++++ MATERIALS PROVIDED ++++
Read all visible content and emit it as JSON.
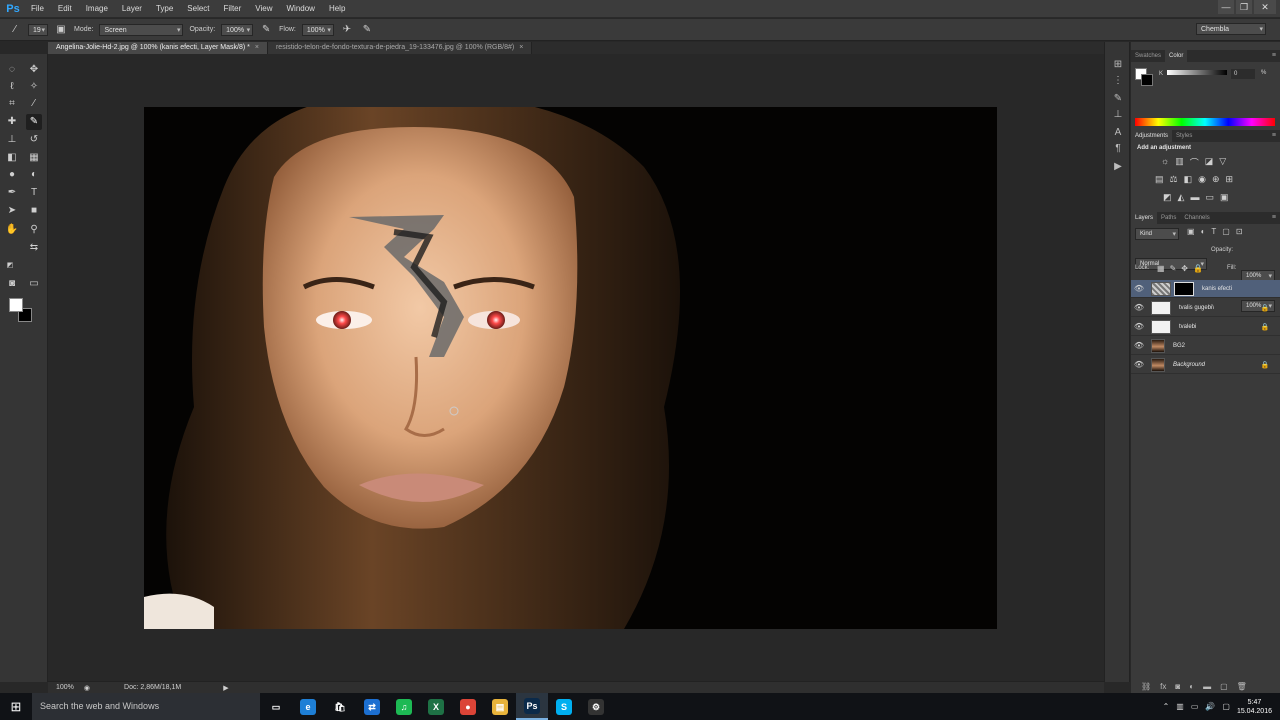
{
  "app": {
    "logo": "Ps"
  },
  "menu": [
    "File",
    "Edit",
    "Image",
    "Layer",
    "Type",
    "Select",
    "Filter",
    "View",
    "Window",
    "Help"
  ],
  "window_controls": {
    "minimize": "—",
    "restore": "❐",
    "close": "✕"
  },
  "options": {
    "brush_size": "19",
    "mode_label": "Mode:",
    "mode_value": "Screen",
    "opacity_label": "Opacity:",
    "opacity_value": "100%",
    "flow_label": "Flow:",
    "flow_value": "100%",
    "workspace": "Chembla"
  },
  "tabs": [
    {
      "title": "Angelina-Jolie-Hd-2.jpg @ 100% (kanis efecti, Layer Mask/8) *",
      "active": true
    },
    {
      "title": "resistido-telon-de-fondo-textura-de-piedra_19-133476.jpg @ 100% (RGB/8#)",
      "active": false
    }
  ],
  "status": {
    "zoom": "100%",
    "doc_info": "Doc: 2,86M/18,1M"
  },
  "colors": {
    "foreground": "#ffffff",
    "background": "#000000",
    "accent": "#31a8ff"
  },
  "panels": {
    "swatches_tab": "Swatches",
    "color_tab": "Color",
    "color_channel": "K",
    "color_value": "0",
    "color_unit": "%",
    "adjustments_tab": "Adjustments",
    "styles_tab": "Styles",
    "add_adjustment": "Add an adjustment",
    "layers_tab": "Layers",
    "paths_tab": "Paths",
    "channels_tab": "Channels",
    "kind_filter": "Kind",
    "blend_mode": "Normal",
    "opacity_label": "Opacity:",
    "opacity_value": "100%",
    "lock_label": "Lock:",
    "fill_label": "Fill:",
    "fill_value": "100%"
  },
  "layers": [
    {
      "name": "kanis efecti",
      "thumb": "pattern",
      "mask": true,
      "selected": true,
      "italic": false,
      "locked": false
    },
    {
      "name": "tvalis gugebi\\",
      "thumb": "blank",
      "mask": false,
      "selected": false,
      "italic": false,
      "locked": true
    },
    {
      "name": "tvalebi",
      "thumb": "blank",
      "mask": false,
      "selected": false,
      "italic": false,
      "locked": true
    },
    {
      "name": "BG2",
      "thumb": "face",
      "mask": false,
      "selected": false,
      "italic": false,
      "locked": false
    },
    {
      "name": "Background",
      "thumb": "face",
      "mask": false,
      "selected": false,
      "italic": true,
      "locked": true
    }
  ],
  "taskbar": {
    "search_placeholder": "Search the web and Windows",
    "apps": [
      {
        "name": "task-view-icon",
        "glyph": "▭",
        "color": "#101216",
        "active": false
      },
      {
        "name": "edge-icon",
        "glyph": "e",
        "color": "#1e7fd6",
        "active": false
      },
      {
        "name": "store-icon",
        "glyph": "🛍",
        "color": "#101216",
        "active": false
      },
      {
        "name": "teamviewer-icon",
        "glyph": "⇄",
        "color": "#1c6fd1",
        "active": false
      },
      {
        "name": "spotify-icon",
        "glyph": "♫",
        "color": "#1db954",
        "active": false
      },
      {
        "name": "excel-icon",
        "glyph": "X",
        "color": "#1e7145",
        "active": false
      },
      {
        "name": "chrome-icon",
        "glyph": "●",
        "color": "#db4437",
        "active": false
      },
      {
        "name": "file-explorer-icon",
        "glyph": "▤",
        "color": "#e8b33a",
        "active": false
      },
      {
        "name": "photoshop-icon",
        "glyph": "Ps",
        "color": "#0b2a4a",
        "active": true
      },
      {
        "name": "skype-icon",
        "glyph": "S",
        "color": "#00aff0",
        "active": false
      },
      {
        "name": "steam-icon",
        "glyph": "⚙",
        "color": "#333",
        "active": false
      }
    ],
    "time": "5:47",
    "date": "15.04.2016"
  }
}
++++
++++ MATERIALS PROVIDED ++++
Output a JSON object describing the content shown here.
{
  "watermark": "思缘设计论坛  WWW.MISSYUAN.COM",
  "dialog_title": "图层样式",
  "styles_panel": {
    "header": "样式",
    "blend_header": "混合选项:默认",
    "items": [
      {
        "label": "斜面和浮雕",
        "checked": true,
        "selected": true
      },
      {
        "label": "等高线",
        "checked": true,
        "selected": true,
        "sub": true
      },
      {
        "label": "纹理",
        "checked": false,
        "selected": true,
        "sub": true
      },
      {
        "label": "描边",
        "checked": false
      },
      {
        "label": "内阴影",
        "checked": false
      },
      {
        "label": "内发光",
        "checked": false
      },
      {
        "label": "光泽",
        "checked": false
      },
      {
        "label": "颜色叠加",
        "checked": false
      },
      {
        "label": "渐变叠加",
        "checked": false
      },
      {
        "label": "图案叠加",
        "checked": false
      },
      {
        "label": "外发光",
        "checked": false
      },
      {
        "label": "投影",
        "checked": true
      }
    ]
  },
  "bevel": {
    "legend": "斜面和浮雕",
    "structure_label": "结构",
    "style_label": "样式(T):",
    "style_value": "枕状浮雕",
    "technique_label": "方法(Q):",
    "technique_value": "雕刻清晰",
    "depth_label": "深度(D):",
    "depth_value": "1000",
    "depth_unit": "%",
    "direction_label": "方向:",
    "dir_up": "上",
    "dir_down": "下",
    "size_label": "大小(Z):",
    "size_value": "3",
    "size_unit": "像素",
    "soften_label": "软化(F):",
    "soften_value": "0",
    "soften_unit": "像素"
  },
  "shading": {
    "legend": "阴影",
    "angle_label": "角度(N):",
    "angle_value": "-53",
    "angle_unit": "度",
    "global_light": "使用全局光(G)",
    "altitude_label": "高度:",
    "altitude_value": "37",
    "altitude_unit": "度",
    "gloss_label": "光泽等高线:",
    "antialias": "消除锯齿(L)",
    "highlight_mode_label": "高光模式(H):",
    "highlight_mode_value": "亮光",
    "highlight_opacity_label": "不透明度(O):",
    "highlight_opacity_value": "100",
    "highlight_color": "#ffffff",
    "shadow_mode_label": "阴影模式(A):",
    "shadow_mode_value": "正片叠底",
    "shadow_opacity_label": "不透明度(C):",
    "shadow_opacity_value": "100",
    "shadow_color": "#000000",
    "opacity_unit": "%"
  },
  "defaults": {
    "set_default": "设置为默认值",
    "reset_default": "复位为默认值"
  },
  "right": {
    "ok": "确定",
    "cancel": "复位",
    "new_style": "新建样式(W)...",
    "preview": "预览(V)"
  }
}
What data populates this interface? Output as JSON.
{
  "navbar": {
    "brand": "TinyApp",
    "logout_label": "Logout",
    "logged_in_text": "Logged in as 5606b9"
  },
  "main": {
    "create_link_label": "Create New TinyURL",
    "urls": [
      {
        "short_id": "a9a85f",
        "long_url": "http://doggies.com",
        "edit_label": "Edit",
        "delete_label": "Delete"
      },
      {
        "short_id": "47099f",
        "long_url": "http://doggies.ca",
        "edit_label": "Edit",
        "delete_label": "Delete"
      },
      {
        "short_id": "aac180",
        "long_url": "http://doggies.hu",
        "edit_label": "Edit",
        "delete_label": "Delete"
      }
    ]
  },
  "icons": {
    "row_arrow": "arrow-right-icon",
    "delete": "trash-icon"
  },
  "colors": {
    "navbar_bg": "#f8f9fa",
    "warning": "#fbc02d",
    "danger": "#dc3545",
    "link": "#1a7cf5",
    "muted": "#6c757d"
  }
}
++++
• **CHALLENGE**
Select the lines from the entries that include the word "不透明度".

• **COMPLETE RESPONSE**
    "highlight_opacity_label": "不透明度(O):",
    "shadow_opacity_label": "不透明度(C):",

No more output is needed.